* begin Records provided *

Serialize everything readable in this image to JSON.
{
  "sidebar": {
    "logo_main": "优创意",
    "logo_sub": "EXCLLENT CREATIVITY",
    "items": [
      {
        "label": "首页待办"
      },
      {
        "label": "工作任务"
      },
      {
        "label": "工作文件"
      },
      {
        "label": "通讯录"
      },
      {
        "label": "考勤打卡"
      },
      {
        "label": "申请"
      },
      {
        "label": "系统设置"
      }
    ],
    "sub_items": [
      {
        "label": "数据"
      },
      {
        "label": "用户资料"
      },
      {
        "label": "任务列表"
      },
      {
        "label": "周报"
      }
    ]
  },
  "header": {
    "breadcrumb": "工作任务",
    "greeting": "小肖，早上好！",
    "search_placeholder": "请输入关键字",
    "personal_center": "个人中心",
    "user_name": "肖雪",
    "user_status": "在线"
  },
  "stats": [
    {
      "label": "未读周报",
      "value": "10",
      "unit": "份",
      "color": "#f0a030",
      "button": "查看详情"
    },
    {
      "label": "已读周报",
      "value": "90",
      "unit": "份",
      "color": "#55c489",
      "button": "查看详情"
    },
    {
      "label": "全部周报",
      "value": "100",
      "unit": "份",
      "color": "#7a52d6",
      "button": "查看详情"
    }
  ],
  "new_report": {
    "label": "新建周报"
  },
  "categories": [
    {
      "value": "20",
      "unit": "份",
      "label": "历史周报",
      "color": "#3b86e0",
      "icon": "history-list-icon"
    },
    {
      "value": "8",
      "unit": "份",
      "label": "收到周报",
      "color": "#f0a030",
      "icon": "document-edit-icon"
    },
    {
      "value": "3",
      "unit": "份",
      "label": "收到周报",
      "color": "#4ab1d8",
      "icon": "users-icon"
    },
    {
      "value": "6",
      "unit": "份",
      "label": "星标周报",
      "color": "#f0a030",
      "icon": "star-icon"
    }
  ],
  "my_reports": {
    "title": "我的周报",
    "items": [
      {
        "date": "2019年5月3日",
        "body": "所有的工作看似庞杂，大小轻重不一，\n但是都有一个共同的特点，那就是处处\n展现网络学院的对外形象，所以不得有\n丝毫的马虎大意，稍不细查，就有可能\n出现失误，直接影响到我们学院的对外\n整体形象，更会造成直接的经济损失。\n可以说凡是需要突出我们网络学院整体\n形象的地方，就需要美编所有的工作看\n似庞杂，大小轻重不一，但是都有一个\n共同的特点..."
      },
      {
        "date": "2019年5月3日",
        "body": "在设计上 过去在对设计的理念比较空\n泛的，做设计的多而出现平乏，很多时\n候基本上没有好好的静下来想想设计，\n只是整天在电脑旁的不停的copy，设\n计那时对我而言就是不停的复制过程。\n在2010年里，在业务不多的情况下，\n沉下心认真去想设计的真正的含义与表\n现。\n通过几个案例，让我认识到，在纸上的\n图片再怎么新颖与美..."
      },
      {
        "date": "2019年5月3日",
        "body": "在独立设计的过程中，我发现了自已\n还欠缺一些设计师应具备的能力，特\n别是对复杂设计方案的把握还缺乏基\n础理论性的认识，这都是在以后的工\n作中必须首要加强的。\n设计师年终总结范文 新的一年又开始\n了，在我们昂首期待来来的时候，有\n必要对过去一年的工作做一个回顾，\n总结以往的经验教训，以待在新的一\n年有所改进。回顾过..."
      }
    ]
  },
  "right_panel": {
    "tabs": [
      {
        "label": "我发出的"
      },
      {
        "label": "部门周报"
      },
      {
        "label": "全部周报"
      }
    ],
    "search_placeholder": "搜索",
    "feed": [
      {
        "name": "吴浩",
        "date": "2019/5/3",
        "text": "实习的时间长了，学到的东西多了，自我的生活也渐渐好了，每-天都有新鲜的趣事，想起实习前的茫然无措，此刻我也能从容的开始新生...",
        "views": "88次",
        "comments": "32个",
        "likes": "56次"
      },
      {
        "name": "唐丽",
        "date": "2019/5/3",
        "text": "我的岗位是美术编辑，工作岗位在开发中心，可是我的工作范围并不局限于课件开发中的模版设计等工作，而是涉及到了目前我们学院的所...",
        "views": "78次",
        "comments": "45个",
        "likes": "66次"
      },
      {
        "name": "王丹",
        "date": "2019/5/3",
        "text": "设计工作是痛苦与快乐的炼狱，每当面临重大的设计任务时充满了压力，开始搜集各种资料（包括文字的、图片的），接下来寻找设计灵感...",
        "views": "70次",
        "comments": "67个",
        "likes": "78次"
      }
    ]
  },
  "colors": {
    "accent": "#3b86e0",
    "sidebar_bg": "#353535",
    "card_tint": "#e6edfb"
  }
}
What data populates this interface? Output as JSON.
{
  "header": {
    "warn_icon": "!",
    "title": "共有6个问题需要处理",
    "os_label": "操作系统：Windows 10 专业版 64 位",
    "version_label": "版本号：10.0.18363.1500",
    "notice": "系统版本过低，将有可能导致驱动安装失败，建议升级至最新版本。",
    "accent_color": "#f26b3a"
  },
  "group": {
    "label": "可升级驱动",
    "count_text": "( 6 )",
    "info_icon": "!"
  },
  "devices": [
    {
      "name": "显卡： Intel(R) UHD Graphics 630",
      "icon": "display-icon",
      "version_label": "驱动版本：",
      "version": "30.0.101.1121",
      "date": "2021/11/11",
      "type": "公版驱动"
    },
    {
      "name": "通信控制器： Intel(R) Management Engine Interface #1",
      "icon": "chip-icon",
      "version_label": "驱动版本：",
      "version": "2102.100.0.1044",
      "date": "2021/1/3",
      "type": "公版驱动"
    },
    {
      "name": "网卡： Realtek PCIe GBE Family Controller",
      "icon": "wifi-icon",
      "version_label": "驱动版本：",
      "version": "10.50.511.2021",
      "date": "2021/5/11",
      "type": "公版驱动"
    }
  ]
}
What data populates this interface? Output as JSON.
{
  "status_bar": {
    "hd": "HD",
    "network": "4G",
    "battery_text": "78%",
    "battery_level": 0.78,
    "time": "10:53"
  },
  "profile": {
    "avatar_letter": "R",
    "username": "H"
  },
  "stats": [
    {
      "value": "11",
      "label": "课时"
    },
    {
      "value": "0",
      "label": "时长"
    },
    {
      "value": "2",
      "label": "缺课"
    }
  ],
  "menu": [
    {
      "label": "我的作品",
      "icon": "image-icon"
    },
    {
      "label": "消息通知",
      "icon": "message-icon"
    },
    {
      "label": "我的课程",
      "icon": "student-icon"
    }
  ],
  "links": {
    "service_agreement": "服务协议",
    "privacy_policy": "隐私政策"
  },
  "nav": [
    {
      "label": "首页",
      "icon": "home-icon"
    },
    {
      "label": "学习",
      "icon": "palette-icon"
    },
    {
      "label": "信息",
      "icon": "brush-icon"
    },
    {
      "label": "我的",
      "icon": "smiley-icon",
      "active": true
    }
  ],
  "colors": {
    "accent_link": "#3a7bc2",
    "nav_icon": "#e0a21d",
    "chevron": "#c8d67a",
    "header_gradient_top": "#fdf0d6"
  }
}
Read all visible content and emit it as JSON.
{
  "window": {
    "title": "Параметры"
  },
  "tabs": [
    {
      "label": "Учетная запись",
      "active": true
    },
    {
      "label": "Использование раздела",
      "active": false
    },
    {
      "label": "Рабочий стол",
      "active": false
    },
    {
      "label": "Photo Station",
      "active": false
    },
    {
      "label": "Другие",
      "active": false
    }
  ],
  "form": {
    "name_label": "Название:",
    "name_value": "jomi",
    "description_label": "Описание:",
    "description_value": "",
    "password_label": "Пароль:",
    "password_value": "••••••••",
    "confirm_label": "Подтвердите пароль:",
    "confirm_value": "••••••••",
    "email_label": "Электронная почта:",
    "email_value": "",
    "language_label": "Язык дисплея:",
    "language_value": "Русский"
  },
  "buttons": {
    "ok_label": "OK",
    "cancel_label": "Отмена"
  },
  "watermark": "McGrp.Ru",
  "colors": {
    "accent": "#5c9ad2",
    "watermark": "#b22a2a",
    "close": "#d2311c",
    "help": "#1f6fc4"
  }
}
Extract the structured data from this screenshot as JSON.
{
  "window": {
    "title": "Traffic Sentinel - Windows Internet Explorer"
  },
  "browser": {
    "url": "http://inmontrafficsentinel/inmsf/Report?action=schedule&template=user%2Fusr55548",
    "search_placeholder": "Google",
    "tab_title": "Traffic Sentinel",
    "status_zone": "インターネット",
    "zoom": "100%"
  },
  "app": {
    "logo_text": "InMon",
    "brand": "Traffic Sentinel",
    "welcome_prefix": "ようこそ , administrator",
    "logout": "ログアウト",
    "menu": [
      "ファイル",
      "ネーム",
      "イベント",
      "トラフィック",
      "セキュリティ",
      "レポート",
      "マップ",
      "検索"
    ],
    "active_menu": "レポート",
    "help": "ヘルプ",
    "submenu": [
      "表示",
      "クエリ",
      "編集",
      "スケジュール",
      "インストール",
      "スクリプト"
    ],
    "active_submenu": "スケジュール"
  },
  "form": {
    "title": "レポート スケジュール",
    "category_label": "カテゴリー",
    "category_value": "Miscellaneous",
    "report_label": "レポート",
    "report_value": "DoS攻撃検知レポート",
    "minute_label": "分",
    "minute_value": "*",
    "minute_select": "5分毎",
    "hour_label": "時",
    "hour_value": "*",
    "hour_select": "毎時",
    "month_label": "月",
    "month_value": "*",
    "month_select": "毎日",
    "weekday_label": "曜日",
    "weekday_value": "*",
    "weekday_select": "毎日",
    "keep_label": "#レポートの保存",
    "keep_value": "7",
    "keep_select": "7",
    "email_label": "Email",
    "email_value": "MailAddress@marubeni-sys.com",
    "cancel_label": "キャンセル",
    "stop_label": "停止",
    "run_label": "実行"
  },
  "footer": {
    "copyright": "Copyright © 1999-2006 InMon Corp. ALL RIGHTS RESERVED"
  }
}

* end Records provided *

● Written instruction
Scan the lines for the string "Windows". Copy out each line that matches.

● Completed exercise
    "os_label": "操作系统：Windows 10 专业版 64 位",
    "title": "Traffic Sentinel - Windows Internet Explorer"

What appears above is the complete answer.